◆ Goal: Each line of the material must be repeated precisely, with the pictures left out.

◆ Information given:

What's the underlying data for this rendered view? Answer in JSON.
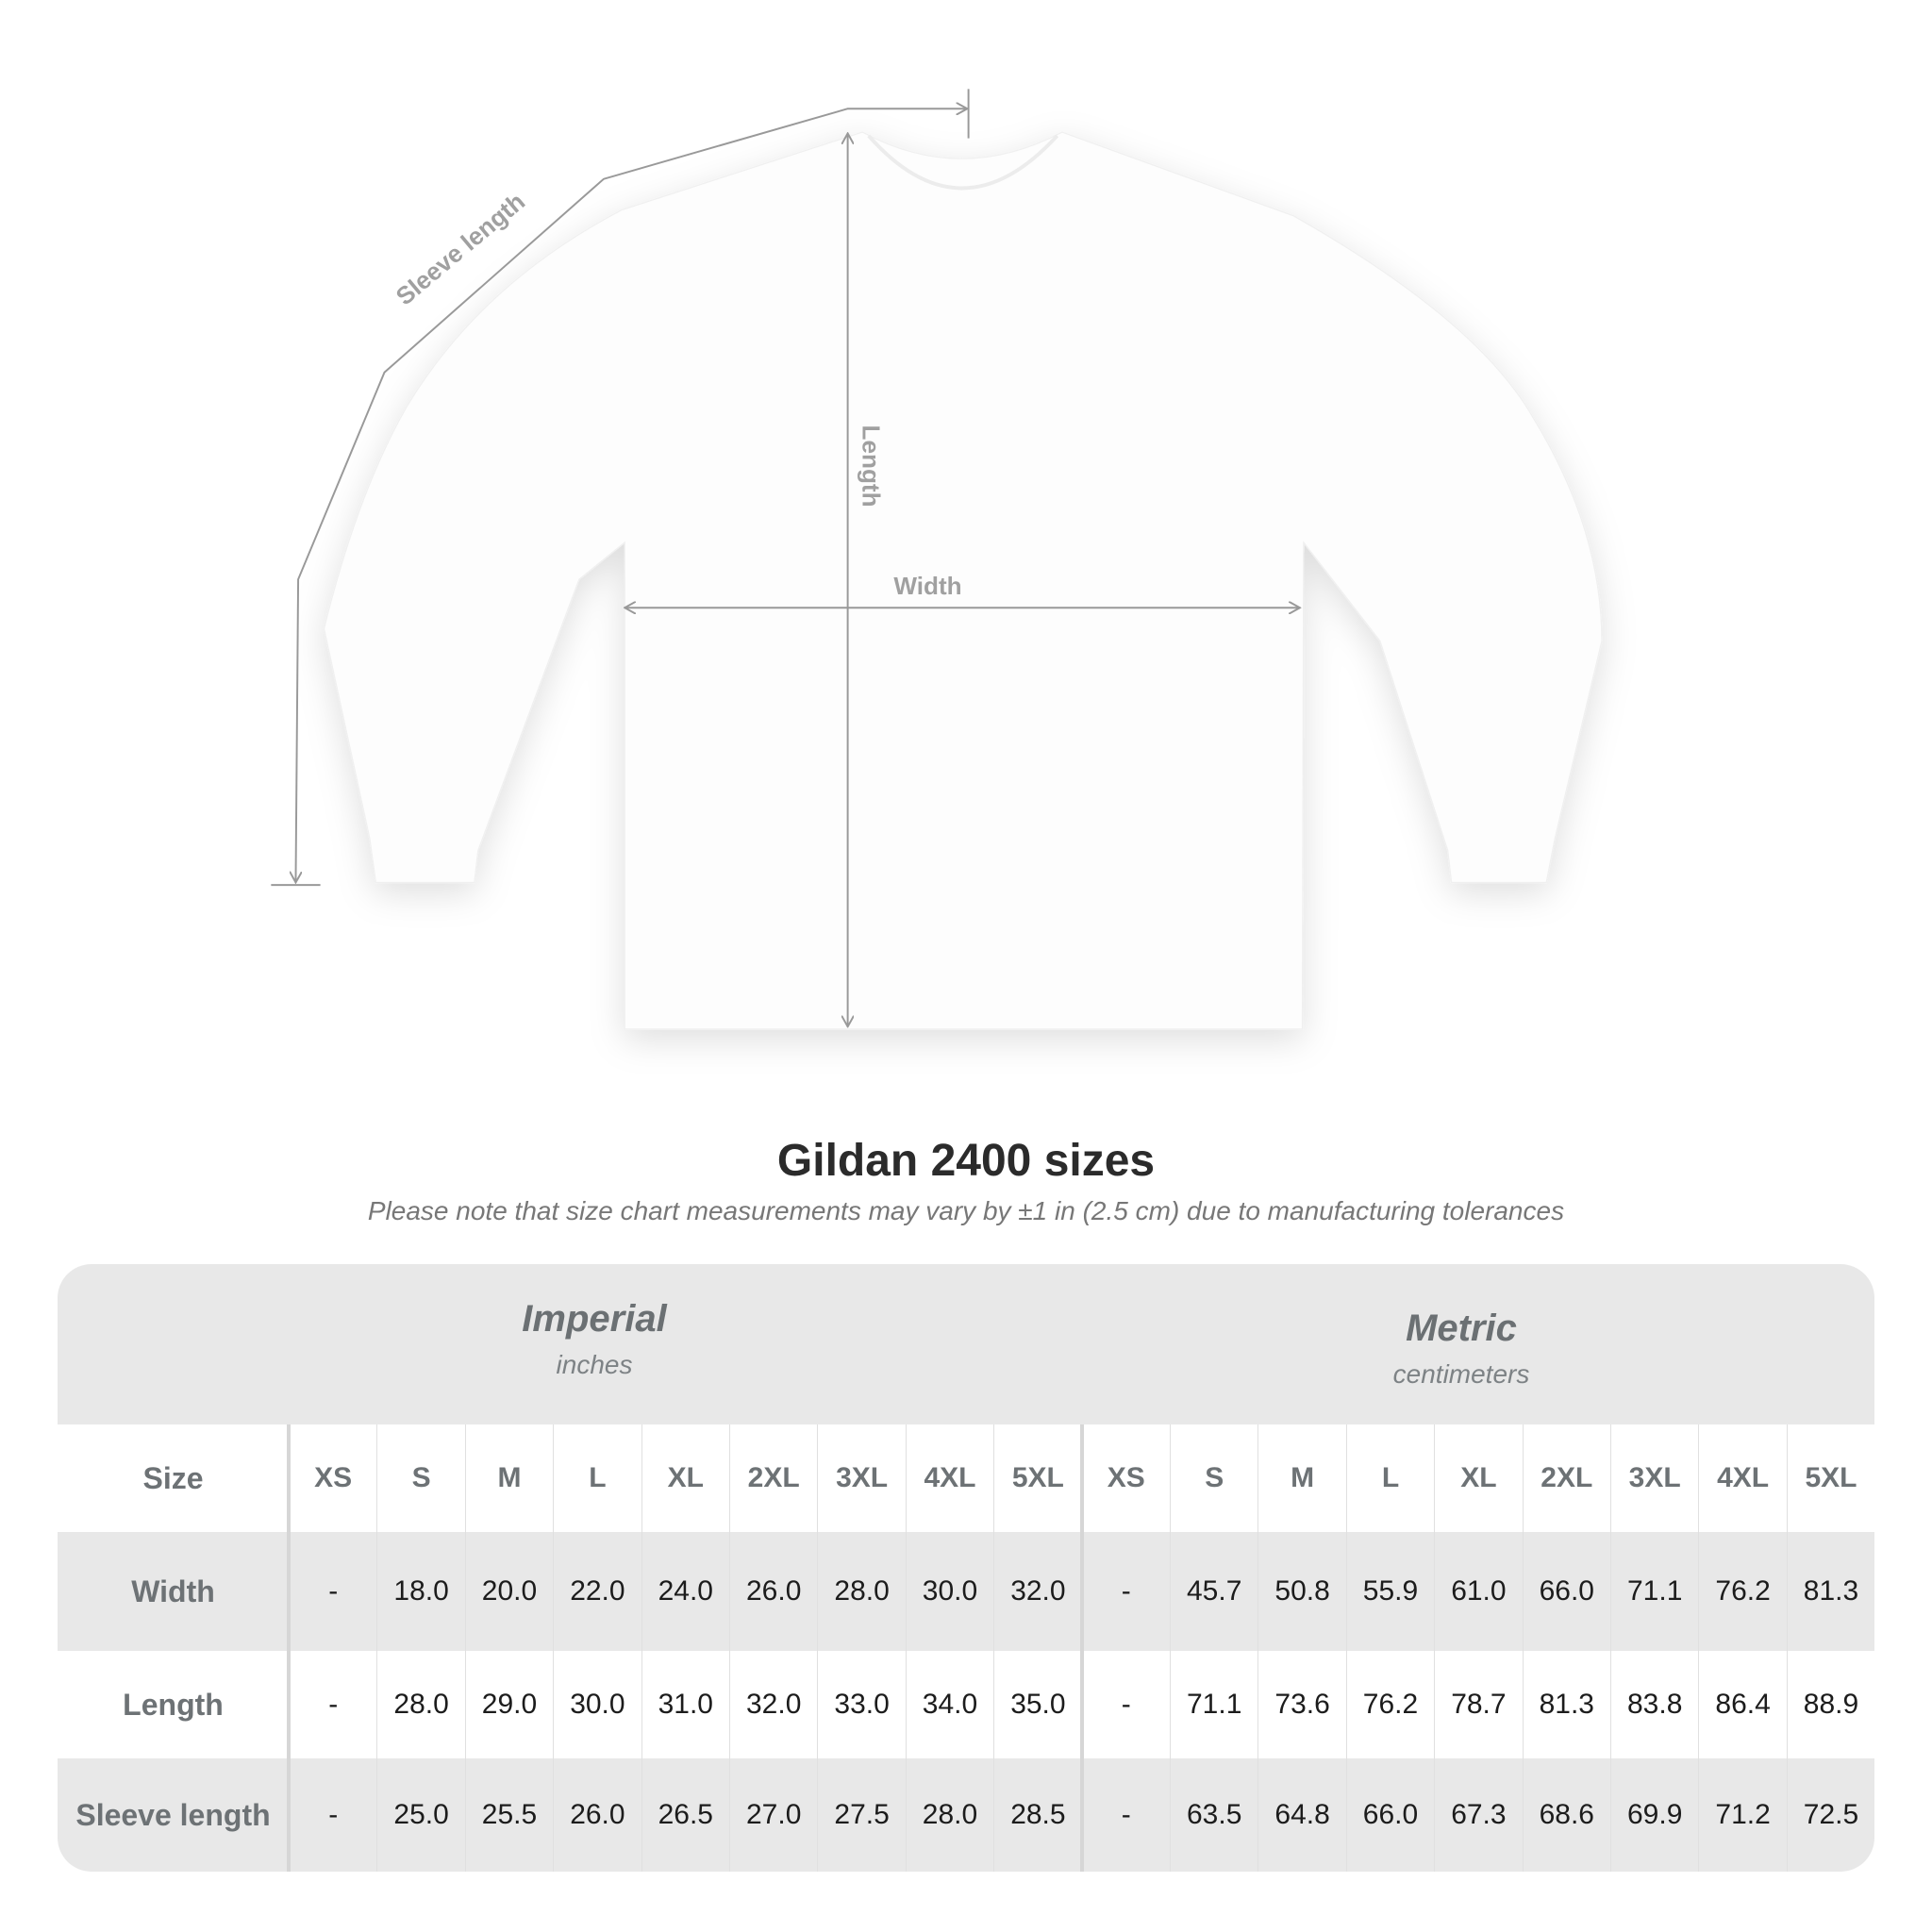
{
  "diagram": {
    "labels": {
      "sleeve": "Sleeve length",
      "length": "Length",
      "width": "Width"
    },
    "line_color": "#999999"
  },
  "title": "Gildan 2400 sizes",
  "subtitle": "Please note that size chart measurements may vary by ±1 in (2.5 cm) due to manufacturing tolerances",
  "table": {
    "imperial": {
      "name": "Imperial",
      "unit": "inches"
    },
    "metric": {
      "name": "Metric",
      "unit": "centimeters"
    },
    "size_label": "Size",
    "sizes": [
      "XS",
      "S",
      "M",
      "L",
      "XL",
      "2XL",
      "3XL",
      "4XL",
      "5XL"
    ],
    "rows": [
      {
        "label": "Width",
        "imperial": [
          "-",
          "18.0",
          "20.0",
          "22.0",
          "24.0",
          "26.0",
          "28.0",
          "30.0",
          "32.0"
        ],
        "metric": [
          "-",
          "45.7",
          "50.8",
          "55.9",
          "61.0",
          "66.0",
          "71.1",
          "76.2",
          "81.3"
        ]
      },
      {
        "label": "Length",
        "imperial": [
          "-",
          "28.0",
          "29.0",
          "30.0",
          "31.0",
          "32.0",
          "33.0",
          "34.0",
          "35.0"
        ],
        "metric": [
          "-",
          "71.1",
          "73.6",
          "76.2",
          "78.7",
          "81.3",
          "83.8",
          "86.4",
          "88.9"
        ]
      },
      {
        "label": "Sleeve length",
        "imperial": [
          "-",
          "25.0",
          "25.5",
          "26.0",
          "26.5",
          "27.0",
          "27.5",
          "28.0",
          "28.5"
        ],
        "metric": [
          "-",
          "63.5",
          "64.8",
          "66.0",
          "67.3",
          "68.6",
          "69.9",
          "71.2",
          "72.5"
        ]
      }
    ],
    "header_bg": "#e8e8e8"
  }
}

◆ Task output:
What's the underlying data for this rendered view? Answer in JSON.
{
  "diagram": {
    "labels": {
      "sleeve": "Sleeve length",
      "length": "Length",
      "width": "Width"
    },
    "line_color": "#999999"
  },
  "title": "Gildan 2400 sizes",
  "subtitle": "Please note that size chart measurements may vary by ±1 in (2.5 cm) due to manufacturing tolerances",
  "table": {
    "imperial": {
      "name": "Imperial",
      "unit": "inches"
    },
    "metric": {
      "name": "Metric",
      "unit": "centimeters"
    },
    "size_label": "Size",
    "sizes": [
      "XS",
      "S",
      "M",
      "L",
      "XL",
      "2XL",
      "3XL",
      "4XL",
      "5XL"
    ],
    "rows": [
      {
        "label": "Width",
        "imperial": [
          "-",
          "18.0",
          "20.0",
          "22.0",
          "24.0",
          "26.0",
          "28.0",
          "30.0",
          "32.0"
        ],
        "metric": [
          "-",
          "45.7",
          "50.8",
          "55.9",
          "61.0",
          "66.0",
          "71.1",
          "76.2",
          "81.3"
        ]
      },
      {
        "label": "Length",
        "imperial": [
          "-",
          "28.0",
          "29.0",
          "30.0",
          "31.0",
          "32.0",
          "33.0",
          "34.0",
          "35.0"
        ],
        "metric": [
          "-",
          "71.1",
          "73.6",
          "76.2",
          "78.7",
          "81.3",
          "83.8",
          "86.4",
          "88.9"
        ]
      },
      {
        "label": "Sleeve length",
        "imperial": [
          "-",
          "25.0",
          "25.5",
          "26.0",
          "26.5",
          "27.0",
          "27.5",
          "28.0",
          "28.5"
        ],
        "metric": [
          "-",
          "63.5",
          "64.8",
          "66.0",
          "67.3",
          "68.6",
          "69.9",
          "71.2",
          "72.5"
        ]
      }
    ],
    "header_bg": "#e8e8e8"
  }
}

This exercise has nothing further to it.